*EXERCISE DIRECTIONS:* In the listing below, count the lines with "apartment" and report only the figure.

──────── DATA TO PROCESS

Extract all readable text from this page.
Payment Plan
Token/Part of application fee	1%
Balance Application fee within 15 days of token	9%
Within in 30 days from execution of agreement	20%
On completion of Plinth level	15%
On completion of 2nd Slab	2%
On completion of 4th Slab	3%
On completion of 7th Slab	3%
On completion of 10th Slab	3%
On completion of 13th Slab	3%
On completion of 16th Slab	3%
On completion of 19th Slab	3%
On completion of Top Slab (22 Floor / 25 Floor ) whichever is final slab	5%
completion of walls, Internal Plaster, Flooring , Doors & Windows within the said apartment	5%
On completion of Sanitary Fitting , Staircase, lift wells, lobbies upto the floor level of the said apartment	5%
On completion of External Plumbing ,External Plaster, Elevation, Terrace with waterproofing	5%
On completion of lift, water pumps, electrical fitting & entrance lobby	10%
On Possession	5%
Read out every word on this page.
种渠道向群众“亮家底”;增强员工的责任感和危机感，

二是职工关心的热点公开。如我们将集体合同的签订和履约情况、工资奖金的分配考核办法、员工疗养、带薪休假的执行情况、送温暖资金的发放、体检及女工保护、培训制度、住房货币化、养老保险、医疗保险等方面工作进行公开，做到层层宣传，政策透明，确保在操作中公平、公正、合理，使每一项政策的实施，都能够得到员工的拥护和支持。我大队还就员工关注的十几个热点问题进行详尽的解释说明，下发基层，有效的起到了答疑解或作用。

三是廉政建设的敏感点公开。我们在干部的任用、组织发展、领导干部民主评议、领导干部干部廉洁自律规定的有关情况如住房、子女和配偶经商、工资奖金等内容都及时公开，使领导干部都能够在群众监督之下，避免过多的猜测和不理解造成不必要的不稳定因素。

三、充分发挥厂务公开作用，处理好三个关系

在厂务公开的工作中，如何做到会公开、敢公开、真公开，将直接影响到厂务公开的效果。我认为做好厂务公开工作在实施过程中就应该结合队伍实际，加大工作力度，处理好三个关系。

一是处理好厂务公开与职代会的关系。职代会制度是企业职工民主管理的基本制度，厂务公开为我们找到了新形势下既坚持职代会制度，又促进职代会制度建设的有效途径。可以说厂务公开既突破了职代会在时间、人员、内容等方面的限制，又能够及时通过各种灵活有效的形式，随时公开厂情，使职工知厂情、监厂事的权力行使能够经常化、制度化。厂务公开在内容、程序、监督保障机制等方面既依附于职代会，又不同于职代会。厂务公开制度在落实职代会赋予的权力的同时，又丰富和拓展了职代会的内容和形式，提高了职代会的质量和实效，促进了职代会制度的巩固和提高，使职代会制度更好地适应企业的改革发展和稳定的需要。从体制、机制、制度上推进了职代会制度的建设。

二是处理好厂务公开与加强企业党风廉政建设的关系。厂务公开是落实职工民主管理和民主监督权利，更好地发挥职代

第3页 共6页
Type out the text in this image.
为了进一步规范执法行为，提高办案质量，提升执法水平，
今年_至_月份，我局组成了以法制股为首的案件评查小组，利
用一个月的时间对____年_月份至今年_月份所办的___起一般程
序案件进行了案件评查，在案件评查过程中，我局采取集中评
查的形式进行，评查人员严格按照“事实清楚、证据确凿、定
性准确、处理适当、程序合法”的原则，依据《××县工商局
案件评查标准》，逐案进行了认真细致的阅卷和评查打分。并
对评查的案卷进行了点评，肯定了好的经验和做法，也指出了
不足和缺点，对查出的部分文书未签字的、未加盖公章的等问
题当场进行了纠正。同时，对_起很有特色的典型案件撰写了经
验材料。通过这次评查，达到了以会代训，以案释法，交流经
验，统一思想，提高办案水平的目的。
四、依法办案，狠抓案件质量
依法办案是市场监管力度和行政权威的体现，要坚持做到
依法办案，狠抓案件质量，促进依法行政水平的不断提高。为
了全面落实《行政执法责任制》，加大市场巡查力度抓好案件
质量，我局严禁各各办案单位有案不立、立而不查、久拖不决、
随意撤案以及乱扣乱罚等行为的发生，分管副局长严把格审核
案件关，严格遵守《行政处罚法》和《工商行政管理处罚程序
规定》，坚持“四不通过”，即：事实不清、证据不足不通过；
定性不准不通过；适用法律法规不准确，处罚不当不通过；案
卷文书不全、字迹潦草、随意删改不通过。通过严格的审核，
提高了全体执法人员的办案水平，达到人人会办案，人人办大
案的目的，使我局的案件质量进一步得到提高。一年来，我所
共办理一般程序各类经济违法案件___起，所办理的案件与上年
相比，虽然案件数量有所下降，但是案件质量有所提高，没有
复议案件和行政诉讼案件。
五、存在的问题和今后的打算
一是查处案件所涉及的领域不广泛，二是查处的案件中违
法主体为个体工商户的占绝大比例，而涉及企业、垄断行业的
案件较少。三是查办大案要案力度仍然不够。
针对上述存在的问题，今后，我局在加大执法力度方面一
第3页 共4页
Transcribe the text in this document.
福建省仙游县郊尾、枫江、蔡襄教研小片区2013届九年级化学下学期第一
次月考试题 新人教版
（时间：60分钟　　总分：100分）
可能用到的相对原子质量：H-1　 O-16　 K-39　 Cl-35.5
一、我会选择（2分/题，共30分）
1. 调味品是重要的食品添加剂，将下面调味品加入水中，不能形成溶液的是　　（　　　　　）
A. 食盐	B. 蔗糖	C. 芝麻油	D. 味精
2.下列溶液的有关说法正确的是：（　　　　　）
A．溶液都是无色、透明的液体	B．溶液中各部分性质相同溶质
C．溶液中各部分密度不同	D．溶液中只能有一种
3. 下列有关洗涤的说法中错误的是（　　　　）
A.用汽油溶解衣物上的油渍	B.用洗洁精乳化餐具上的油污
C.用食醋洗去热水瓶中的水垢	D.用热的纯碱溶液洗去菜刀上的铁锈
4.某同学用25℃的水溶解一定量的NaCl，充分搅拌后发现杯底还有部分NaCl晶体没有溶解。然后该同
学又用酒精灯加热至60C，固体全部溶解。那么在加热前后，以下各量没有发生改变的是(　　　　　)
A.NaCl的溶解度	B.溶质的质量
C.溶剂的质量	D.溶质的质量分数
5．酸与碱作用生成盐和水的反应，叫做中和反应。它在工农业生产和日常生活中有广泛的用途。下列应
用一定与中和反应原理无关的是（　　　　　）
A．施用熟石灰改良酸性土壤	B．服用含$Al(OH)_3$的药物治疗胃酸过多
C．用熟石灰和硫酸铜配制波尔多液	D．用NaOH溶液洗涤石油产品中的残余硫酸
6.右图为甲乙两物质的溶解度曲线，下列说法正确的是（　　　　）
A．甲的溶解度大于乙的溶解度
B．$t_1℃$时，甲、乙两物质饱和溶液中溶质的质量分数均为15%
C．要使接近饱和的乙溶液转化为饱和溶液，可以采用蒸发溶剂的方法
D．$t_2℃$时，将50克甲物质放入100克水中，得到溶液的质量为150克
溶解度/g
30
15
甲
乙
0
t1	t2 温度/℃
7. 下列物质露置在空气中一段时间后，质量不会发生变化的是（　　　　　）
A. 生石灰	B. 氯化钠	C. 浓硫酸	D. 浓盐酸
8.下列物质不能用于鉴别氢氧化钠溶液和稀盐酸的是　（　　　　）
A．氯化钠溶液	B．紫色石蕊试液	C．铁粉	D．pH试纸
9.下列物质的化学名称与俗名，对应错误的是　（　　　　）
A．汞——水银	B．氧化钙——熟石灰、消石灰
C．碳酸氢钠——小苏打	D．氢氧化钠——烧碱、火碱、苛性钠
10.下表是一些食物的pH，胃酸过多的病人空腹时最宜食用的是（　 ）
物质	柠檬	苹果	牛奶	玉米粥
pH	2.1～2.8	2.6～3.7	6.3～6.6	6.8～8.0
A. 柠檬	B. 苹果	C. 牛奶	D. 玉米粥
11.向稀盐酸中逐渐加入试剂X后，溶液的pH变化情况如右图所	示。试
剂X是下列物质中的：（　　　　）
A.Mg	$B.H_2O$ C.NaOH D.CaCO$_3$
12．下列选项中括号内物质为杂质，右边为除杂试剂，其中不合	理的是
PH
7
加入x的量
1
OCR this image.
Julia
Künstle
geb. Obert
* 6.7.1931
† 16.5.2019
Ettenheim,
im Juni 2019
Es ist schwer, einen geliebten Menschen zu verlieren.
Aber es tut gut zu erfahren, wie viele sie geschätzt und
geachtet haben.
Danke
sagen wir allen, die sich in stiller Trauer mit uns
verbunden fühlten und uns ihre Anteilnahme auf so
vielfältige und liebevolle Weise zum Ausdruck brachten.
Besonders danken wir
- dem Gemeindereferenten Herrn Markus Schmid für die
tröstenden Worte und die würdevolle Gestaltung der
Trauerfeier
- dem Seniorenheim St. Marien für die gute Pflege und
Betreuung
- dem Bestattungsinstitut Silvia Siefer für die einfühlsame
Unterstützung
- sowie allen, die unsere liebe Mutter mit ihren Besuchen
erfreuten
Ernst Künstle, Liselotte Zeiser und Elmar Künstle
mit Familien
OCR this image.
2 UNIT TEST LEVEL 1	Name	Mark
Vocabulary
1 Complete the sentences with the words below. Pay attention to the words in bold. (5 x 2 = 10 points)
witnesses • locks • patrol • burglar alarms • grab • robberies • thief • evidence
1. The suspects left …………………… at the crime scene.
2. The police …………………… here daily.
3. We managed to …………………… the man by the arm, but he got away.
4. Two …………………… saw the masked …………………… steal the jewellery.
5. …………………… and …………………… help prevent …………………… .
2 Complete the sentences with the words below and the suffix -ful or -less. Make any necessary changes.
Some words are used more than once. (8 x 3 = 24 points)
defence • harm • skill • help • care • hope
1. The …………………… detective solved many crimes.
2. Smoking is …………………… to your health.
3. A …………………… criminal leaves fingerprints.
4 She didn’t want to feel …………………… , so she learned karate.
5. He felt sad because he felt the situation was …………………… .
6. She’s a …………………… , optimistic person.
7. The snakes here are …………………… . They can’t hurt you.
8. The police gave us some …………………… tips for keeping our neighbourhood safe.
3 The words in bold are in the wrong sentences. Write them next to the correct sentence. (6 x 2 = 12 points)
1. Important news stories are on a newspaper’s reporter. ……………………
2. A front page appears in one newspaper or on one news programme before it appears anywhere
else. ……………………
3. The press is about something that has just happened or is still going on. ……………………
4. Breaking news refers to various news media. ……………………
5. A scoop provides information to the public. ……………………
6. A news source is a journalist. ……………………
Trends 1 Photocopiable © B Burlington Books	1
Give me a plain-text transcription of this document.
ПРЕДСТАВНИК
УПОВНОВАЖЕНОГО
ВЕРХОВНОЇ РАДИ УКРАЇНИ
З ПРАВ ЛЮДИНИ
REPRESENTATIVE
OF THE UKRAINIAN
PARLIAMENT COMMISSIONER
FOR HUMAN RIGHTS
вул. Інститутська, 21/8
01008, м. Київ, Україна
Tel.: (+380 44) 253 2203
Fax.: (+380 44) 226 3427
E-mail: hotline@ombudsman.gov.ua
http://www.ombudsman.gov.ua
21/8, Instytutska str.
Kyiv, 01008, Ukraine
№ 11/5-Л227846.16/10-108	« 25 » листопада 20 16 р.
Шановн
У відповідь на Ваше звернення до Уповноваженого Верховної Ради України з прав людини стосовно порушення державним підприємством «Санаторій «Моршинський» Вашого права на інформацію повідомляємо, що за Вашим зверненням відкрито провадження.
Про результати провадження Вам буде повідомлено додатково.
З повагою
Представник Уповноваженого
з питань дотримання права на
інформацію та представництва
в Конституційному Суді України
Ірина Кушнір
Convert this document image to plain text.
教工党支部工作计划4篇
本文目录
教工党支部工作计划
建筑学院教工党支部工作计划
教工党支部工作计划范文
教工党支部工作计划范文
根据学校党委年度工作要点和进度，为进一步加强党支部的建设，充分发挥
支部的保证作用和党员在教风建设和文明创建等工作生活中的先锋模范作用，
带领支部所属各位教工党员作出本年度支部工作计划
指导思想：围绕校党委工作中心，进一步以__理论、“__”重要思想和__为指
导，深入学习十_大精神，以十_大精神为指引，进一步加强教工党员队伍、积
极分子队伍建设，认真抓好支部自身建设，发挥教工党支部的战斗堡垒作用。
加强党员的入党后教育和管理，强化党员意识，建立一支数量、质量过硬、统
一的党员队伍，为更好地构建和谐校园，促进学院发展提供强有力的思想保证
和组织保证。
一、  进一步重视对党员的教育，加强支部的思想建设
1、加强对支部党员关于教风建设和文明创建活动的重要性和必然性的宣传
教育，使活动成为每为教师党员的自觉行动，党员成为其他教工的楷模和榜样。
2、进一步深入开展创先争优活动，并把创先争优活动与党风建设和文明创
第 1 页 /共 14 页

────────────────

*THE RESULT:* 2